• **Problem to work on**
Copy each line in the data that includes the word "screenshot".

• **Task data**
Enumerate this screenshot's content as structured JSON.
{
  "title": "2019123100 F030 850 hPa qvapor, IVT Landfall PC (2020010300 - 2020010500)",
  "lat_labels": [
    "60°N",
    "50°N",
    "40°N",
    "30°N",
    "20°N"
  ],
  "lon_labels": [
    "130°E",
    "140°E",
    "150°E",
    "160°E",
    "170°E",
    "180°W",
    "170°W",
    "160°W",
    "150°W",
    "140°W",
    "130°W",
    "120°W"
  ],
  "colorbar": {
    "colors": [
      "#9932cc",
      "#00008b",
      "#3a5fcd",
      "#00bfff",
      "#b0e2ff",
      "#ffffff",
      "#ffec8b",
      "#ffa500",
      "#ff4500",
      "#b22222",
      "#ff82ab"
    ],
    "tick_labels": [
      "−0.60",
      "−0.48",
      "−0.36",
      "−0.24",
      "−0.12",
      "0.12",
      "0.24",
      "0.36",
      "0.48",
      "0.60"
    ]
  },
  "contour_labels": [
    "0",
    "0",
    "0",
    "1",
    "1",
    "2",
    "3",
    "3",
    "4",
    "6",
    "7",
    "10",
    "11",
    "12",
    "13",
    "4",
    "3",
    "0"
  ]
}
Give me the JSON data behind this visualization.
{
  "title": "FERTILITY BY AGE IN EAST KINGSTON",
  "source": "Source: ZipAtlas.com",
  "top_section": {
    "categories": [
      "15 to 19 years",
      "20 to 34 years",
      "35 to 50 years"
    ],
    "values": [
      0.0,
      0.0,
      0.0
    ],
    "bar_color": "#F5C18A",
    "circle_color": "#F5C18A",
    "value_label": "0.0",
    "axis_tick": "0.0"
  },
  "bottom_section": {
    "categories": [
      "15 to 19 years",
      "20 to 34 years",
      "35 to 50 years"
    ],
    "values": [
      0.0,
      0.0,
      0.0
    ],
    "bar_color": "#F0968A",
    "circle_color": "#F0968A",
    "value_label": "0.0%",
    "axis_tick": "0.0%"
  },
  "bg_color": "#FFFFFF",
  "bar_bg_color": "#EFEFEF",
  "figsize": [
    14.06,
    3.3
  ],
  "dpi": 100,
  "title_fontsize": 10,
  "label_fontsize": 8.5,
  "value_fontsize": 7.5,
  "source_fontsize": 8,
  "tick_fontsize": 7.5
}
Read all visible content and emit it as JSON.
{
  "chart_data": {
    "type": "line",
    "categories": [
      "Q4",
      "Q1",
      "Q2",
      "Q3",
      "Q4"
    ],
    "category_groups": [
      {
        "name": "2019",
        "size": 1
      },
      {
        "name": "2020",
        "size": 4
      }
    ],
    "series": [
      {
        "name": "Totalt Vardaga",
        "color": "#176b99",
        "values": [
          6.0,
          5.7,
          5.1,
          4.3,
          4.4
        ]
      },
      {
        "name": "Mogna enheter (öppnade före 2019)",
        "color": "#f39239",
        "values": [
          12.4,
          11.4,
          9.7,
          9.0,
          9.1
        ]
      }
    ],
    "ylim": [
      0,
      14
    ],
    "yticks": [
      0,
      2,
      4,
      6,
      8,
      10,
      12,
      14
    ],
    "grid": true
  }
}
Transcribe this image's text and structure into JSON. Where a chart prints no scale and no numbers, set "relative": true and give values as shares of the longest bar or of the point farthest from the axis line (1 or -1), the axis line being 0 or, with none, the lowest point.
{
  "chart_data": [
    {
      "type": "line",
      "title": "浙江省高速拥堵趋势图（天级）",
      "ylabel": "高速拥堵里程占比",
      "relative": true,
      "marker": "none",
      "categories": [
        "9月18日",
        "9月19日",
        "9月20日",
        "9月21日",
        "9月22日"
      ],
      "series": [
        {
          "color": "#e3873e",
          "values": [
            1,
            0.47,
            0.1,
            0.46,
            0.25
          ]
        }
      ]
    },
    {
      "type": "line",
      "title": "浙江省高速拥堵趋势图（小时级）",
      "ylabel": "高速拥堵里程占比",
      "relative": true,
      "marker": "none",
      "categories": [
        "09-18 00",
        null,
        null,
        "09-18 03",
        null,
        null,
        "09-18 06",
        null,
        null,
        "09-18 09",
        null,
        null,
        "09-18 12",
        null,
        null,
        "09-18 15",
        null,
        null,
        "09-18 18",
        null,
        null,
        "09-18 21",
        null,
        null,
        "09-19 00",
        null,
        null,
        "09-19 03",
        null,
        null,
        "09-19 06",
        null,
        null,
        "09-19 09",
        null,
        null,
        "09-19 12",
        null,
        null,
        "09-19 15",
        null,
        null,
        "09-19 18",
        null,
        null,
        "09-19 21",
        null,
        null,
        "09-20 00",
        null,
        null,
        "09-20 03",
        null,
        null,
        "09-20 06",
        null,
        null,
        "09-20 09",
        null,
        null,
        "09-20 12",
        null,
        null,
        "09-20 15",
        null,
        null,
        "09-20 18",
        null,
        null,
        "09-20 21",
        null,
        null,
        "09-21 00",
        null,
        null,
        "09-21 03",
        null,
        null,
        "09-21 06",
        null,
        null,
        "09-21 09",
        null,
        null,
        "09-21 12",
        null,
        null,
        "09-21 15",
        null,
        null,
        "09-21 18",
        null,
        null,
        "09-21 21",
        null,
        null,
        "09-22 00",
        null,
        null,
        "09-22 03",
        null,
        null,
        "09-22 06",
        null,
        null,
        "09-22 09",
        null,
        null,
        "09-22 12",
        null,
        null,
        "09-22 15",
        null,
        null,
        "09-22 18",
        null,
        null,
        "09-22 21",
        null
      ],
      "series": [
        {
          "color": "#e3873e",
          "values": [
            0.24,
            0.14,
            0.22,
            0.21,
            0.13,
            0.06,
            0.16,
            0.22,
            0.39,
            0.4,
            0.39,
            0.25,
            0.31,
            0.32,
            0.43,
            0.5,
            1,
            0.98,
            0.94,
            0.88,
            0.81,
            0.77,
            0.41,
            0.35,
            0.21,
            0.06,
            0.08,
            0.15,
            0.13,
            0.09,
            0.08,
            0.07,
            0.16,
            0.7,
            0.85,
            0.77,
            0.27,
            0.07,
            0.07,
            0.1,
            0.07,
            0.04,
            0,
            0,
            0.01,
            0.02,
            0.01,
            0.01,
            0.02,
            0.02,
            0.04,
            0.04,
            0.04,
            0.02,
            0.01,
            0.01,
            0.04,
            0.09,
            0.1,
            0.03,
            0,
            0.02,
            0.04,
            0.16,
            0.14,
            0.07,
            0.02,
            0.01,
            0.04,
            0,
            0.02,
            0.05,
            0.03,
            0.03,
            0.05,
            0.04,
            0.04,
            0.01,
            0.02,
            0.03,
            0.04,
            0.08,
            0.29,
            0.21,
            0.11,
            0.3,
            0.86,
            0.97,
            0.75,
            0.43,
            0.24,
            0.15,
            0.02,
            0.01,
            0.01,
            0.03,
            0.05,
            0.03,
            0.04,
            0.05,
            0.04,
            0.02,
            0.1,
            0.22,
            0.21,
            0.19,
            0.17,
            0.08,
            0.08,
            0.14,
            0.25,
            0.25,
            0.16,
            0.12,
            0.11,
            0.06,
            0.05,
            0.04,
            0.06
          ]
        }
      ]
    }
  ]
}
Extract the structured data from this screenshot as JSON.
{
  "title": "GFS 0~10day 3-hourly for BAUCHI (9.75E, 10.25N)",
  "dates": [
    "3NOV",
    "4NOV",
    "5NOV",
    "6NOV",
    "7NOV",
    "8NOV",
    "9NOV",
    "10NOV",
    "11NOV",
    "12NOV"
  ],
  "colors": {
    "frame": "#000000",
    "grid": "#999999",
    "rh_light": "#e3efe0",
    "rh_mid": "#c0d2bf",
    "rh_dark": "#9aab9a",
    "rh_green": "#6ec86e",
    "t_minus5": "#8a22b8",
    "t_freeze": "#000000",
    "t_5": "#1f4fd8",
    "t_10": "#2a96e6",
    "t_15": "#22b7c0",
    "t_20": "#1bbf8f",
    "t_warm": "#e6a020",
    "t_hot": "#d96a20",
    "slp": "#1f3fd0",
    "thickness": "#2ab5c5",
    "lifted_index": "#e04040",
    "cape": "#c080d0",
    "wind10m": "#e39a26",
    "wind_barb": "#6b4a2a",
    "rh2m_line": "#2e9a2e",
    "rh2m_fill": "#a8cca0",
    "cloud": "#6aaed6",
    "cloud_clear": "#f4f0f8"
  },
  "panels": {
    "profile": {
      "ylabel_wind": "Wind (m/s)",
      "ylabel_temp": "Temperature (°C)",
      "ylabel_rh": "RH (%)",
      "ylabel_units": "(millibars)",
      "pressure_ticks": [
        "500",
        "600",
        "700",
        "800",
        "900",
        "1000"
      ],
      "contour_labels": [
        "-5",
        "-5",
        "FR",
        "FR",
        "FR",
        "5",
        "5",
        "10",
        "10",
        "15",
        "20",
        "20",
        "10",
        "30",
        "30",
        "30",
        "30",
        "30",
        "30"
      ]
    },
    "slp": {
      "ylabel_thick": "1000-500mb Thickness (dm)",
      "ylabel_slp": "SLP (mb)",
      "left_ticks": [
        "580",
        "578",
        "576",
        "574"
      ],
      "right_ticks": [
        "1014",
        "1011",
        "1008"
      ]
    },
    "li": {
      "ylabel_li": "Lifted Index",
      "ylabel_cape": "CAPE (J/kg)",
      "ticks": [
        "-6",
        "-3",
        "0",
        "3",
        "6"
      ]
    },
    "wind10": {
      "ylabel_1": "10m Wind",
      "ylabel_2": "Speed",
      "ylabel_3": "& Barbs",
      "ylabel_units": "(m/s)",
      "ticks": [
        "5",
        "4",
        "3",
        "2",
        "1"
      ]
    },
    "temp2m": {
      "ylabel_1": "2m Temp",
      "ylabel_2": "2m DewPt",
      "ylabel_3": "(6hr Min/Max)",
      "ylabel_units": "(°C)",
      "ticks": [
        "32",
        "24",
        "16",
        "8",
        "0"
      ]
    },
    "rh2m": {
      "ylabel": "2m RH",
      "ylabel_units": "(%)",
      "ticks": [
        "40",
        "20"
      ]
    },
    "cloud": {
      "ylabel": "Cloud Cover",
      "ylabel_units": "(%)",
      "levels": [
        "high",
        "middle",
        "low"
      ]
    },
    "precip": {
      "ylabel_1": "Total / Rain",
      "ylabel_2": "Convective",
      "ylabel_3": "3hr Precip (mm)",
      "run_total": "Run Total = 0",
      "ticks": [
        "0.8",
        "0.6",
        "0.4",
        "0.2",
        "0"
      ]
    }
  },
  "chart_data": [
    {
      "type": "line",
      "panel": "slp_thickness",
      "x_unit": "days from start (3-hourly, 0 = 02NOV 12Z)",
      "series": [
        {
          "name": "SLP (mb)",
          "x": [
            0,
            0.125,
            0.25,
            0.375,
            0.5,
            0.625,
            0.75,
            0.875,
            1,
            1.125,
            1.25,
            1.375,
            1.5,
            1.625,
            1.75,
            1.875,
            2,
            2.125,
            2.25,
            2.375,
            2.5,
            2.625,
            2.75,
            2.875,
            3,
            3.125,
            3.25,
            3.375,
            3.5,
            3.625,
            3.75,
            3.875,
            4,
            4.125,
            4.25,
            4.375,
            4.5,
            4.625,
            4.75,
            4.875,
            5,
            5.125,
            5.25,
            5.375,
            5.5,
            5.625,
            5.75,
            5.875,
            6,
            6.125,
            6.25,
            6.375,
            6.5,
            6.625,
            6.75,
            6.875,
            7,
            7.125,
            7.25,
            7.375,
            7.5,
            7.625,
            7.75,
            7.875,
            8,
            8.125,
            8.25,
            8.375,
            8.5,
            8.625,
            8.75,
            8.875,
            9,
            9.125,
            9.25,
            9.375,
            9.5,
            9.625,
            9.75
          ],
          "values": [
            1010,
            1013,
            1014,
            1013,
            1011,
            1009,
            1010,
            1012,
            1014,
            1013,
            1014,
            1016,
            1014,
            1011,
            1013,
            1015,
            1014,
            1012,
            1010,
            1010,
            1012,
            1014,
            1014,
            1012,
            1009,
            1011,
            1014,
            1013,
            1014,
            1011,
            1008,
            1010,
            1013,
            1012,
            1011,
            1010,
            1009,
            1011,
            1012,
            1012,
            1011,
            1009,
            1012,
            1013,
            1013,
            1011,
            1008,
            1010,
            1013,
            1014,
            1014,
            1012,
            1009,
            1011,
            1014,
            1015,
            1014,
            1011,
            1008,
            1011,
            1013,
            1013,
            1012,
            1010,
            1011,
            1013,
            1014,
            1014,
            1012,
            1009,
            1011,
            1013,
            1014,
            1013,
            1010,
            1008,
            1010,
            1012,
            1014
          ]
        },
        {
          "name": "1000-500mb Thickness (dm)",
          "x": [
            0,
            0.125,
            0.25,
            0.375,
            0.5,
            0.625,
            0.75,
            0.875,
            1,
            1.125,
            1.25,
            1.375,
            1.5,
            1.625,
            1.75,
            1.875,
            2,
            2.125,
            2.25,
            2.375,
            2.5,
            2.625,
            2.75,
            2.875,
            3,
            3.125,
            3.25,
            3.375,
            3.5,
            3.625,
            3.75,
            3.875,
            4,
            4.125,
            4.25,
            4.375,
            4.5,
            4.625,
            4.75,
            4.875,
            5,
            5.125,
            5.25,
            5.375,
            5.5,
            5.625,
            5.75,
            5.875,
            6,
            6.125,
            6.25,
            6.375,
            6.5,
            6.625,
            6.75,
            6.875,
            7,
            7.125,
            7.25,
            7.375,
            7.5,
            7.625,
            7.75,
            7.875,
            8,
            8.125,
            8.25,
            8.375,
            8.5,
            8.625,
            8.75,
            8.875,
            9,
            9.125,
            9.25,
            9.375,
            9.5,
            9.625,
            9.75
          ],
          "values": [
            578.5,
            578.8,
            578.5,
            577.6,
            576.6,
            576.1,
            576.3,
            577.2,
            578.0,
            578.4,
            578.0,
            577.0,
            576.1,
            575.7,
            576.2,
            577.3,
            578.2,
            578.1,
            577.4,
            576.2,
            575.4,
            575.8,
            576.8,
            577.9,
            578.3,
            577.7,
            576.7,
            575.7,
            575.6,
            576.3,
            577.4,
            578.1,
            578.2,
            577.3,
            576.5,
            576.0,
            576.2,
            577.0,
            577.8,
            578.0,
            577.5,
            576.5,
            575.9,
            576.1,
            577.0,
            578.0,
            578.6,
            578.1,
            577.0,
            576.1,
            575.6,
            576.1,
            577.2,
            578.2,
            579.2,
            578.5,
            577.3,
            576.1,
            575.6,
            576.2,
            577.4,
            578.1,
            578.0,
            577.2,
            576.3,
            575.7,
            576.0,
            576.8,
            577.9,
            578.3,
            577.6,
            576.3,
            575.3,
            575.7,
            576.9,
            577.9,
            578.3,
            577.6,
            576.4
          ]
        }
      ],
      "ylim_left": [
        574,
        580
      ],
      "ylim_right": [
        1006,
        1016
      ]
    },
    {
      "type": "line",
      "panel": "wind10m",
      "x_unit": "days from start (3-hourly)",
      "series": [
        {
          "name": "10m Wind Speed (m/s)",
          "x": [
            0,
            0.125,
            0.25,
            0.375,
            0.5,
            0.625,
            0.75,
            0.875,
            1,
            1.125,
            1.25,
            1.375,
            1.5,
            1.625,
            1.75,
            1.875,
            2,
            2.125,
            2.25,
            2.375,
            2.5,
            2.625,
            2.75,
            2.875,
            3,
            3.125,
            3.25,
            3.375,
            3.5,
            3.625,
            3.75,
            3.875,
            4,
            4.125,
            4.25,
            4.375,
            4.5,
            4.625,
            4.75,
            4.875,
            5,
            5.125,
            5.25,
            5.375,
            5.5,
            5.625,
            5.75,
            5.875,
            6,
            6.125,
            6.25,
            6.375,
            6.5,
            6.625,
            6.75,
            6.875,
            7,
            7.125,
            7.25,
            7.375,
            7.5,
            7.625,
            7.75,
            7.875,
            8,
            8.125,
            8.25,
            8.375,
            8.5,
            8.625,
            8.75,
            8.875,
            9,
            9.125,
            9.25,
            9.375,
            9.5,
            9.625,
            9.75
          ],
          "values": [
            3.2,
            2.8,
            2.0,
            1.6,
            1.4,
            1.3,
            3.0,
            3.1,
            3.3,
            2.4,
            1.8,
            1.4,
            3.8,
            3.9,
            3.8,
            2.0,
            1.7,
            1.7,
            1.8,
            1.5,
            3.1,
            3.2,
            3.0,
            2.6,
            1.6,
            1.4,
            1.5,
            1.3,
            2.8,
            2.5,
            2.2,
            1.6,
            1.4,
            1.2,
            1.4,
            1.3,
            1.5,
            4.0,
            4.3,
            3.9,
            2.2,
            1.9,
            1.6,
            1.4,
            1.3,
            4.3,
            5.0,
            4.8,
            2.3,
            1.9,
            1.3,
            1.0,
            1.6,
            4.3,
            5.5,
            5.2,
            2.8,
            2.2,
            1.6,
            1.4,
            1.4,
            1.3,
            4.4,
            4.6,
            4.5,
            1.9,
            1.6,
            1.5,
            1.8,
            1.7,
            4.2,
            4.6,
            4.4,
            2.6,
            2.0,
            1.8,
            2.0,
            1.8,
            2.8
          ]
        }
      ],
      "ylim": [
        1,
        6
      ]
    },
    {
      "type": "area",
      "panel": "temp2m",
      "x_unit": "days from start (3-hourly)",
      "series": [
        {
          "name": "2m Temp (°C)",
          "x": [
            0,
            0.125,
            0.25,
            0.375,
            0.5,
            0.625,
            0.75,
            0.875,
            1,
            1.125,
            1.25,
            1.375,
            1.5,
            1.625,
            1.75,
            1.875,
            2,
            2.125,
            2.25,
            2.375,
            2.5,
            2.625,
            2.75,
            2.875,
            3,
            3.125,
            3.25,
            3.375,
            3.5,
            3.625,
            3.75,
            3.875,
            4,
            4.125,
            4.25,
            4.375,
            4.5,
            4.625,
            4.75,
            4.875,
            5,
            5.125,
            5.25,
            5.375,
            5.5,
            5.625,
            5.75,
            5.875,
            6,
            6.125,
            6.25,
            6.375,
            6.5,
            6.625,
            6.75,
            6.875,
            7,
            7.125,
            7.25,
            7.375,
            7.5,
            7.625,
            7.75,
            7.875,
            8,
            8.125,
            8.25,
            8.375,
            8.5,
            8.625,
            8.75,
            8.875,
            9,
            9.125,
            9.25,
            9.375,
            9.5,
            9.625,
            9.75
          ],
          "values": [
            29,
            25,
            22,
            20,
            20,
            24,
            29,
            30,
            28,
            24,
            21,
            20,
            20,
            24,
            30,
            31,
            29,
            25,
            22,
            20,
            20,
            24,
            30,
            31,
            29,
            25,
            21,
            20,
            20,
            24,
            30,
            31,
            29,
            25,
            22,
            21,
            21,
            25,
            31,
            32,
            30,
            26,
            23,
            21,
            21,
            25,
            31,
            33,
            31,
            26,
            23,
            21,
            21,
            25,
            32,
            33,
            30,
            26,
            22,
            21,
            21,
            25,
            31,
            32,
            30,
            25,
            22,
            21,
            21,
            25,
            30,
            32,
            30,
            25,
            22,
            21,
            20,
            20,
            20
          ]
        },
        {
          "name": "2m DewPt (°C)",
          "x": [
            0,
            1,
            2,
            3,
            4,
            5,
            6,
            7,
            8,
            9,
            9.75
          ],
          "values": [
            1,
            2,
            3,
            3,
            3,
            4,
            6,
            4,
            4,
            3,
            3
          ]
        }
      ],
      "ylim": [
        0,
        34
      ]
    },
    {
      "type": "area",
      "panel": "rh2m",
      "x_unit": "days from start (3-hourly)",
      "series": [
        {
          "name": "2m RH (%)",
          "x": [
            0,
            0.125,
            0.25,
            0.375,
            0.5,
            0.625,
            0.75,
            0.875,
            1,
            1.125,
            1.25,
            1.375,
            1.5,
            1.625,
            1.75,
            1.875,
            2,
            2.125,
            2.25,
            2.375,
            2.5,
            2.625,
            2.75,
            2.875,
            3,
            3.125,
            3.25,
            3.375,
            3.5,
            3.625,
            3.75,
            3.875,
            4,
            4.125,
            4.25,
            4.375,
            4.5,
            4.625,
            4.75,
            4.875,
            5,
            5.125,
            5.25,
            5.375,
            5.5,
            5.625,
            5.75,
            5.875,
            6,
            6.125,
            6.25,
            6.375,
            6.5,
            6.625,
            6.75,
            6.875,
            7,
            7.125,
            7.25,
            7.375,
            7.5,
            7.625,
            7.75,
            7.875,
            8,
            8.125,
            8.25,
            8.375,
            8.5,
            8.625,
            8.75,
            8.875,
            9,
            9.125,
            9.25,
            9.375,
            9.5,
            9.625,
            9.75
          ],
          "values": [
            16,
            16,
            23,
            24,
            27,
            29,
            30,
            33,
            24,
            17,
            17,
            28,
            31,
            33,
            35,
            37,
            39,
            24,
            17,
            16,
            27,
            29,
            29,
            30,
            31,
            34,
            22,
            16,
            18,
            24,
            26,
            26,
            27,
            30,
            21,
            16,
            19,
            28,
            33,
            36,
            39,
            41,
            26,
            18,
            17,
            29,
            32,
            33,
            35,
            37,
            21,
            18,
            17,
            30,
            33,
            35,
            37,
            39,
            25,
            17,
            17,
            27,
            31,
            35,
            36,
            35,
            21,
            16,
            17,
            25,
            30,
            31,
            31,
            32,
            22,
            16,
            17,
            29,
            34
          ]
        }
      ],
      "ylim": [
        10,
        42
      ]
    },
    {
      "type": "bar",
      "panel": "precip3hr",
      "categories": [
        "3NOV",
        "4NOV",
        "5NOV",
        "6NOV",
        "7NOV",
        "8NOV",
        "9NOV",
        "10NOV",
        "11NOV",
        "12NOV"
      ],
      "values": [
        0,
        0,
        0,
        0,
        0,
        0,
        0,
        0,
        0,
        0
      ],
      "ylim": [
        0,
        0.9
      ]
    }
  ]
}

• **The solution**
Enumerate this screenshot's content as structured JSON.
Extract the structured data from this screenshot as JSON.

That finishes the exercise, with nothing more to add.